** BEGIN GIVEN RECORDS **

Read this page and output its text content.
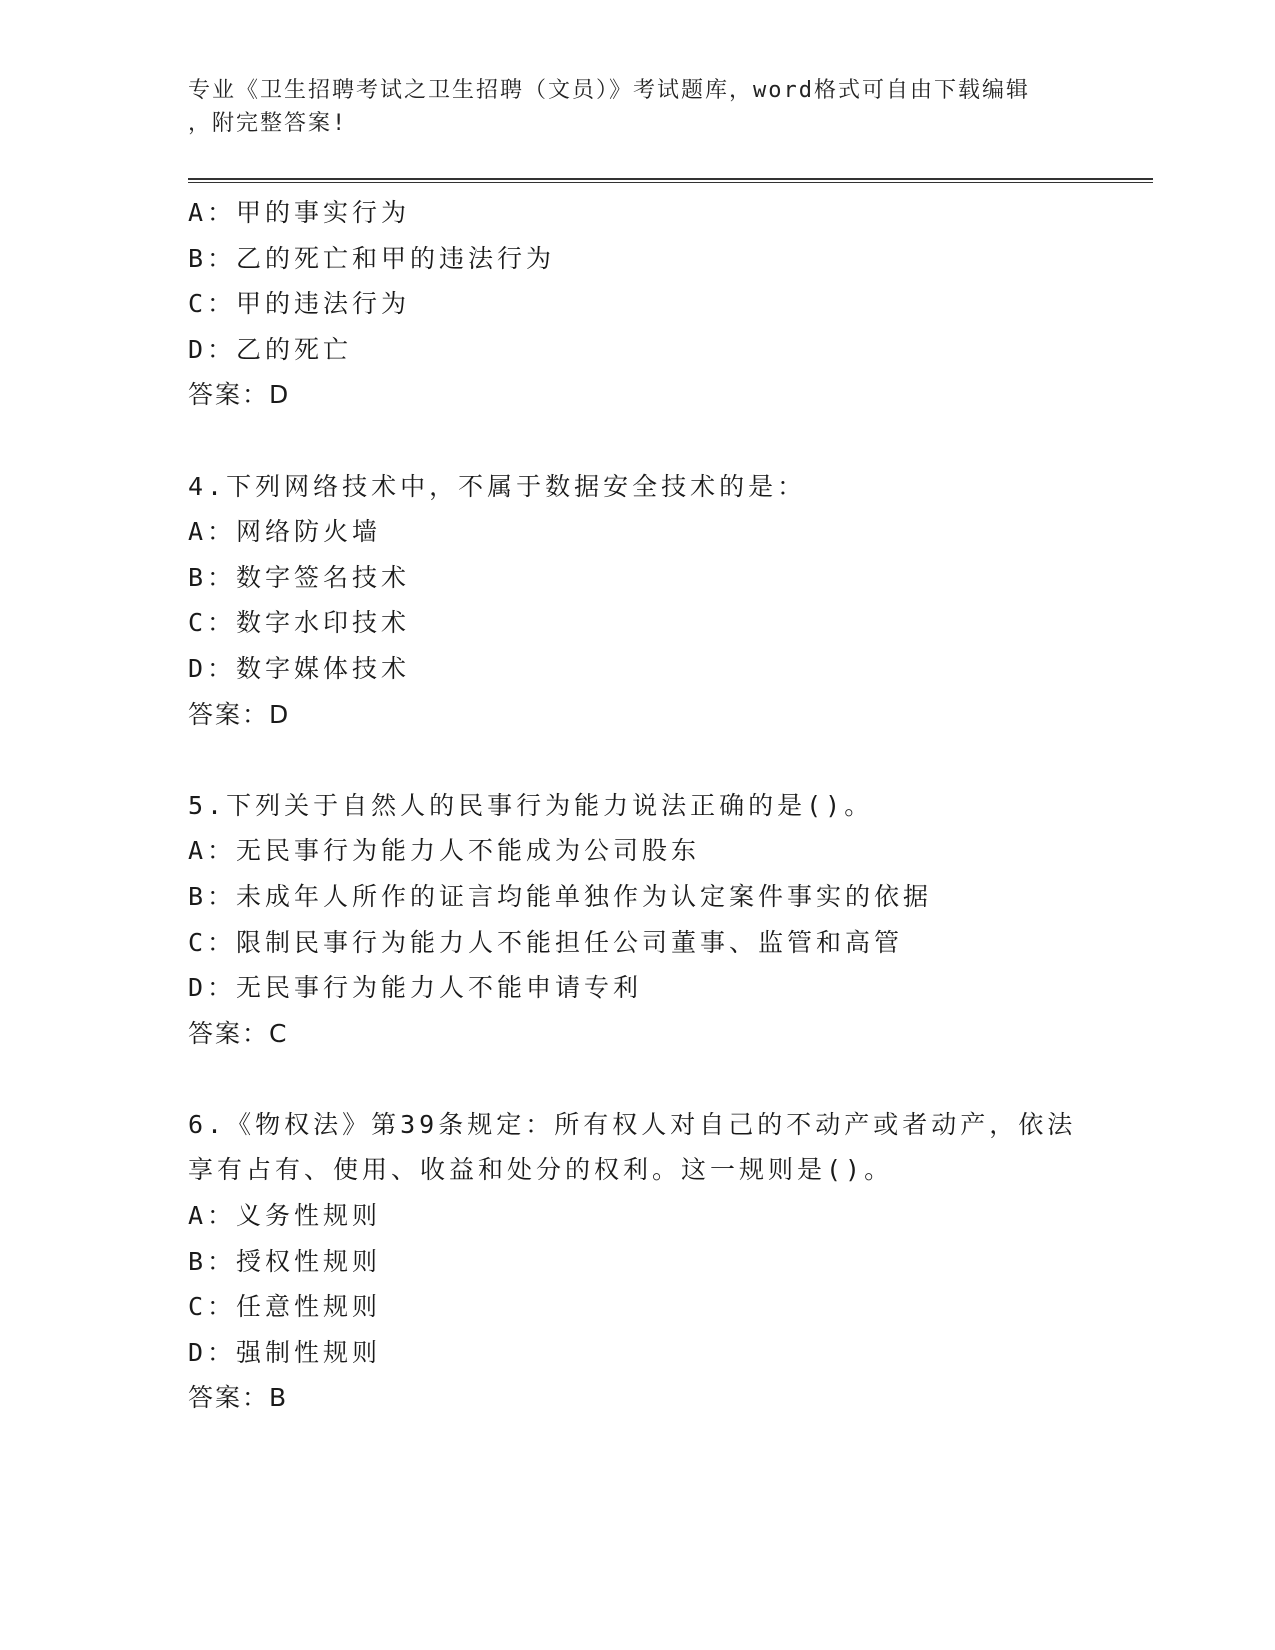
专业《卫生招聘考试之卫生招聘（文员）》考试题库，word格式可自由下载编辑
，附完整答案!
A：甲的事实行为
B：乙的死亡和甲的违法行为
C：甲的违法行为
D：乙的死亡
答案：D
4.下列网络技术中，不属于数据安全技术的是：
A：网络防火墙
B：数字签名技术
C：数字水印技术
D：数字媒体技术
答案：D
5.下列关于自然人的民事行为能力说法正确的是()。
A：无民事行为能力人不能成为公司股东
B：未成年人所作的证言均能单独作为认定案件事实的依据
C：限制民事行为能力人不能担任公司董事、监管和高管
D：无民事行为能力人不能申请专利
答案：C
6.《物权法》第39条规定：所有权人对自己的不动产或者动产，依法
享有占有、使用、收益和处分的权利。这一规则是()。
A：义务性规则
B：授权性规则
C：任意性规则
D：强制性规则
答案：B
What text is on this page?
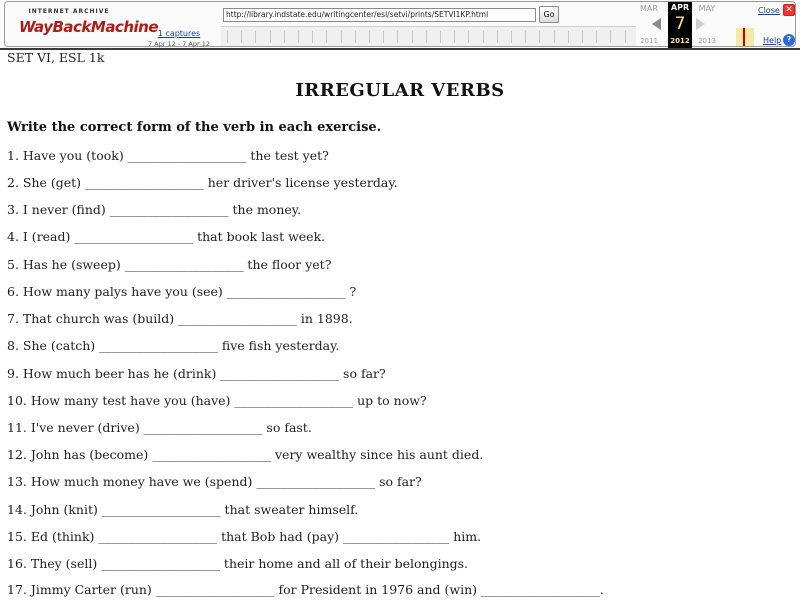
INTERNET ARCHIVE
WayBackMachine 1 captures
7 Apr 12 - 7 Apr 12
http://library.indstate.edu/writingcenter/esl/setvi/prints/SETVI1KP.html	Go
MAR	MAY
2011	2013
APR
7
2012
Close ✕
Help ?
SET VI, ESL 1k
IRREGULAR VERBS
Write the correct form of the verb in each exercise.
1. Have you (took) ___________________ the test yet?
2. She (get) ___________________ her driver's license yesterday.
3. I never (find) ___________________ the money.
4. I (read) ___________________ that book last week.
5. Has he (sweep) ___________________ the floor yet?
6. How many palys have you (see) ___________________ ?
7. That church was (build) ___________________ in 1898.
8. She (catch) ___________________ five fish yesterday.
9. How much beer has he (drink) ___________________ so far?
10. How many test have you (have) ___________________ up to now?
11. I've never (drive) ___________________ so fast.
12. John has (become) ___________________ very wealthy since his aunt died.
13. How much money have we (spend) ___________________ so far?
14. John (knit) ___________________ that sweater himself.
15. Ed (think) ___________________ that Bob had (pay) _________________ him.
16. They (sell) ___________________ their home and all of their belongings.
17. Jimmy Carter (run) ___________________ for President in 1976 and (win) ___________________.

** END GIVEN RECORDS **

- [PROBLEM DETAILS] Search the data for the string "many". List each line that has it.

- [COMPLETE ANSWER]
6. How many palys have you (see) ___________________ ?
10. How many test have you (have) ___________________ up to now?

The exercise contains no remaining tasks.